> EXCERPT TO READ
********************
They really didn’t want to know him, restricting his use of the facilities and even rejecting his offer to display his US Junior Amateur trophy for the other members.

White kids didn’t receive the same treatment and if it wasn’t for the brave assistant club pro Joe Grohman, who took him under his wing and protected him as much as he could, it could have made an indelible and deleterious impact on his young golf game.

Cover for PROJECT TIGER

The key premise is that Woods was really two different people – the extremely talented golfer juxtaposed as a man with little skill or inclination in cultivating meaningful relationships. Was such a split dynamic inevitable given the nature of his parents in pushing him on the golf front?

I think so.

Many people I spoke to that knew Tiger growing up said that he didn’t have a normal childhood whatsoever and didn’t have many close friends at all. I think that comes down to his father pushing his golf and his mother driving him academically.

He simply didn’t have the time to invest in relationships with others, even as a child and teenager, and to learn about interaction and empathy and all of those key elements that go into being a well-rounded individual.

Given all Tiger has gone through, do you see him now as a 50-year-old reflecting back on any specific outcome and if he could relive it to change what happened?

If I were Tiger I might have surrounded myself with different people.
********************
> SOURCE DATA
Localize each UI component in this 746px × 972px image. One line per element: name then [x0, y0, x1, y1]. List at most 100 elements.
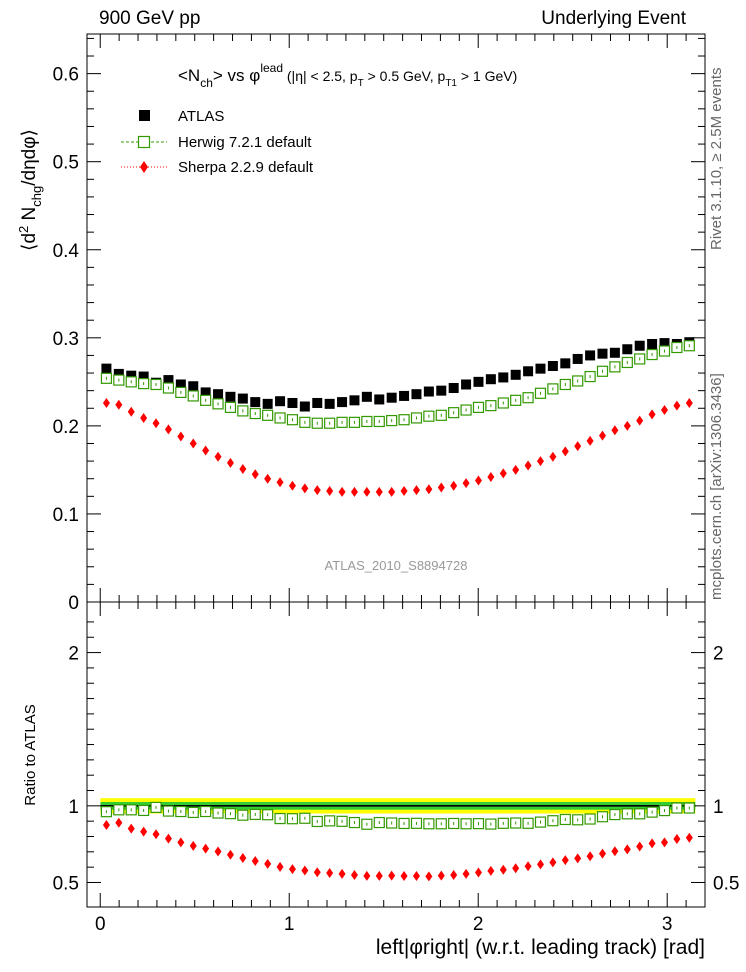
********************
> DIRECTIVE 1
According to the interview about Tiger Woods, why did he grow up with few close friends? Answer in one to three sentences.
> DIRECTIVE 2
In the interview about Tiger Woods, who took the young Woods under his wing at the club?
> DIRECTIVE 3
Resume the interview about Tiger Woods from its final line.
The listing has no connection to the interview about Tiger Woods.

> RIGHT ANSWER 1
His father pushed his golf and his mother drove him academically, so he had no time to invest in relationships with others. As a result, he never learned about interaction, empathy and the other elements of being a well-rounded individual.

> RIGHT ANSWER 2
The assistant club pro, Joe Grohman.

> RIGHT ANSWER 3
I simply refuse to believe that nobody else in his team knew what he was up to in his private life in the years leading up to the scandal breaking in 2009.

Maybe if he had then someone could have warned him and we would now be here taking about Tiger beating Jack’s majors record and being the undisputed greatest player of all time.

The book features quotes from a number of people but none from Tiger. Did you make outreaches to him and if so what was that process like?

I’ve spent years trying to get to Tiger and getting nowhere so I knew it would be a non-starter.

As I write in the book’s introduction, getting to Tiger is like trying to complete a Rubik’s Cube blindfolded – it is possible, but you’ll probably be wasting a lot of your time.

If you had one question to ask him directly – what would it have been?

Are you happy?

It might just be me, but it seems as though he cuts quite a sad figure in the years since the scandal.

Yes, there have been moments when the old Tiger suddenly reappears – the 2018 Tour Championship win and the following year’s Masters – but it’s not often you see him smile.

Tiger Woods at the 1997 Open Championship at Royal Troon. Augusta's Amazing Amateurs
(Adam Butler/PA)

Earl and Kultida were portrayed in the book as different people with different desires in how to raise Tiger. How would you characterize their efforts in building an extraordinary human golf robot but one lacking in other critical dimensions?

Between the two of them, they formed a formidable backroom team for young Tiger and certainly succeeded in creating a talent unlike any other in the game.

It’s off the course where they were perhaps found wanting.

As a Buddhist, his mother Tida tried to instil self-control, discipline and respect but Earl’s verbosity and his own sexual proclivities, not only embarrassed Tiger but I suspect did long-standing damage.

Given how Tiger was raised, do you believe he learned anything from that time when deciding how to raise his two children — Charlie and Sam?

Yes and no.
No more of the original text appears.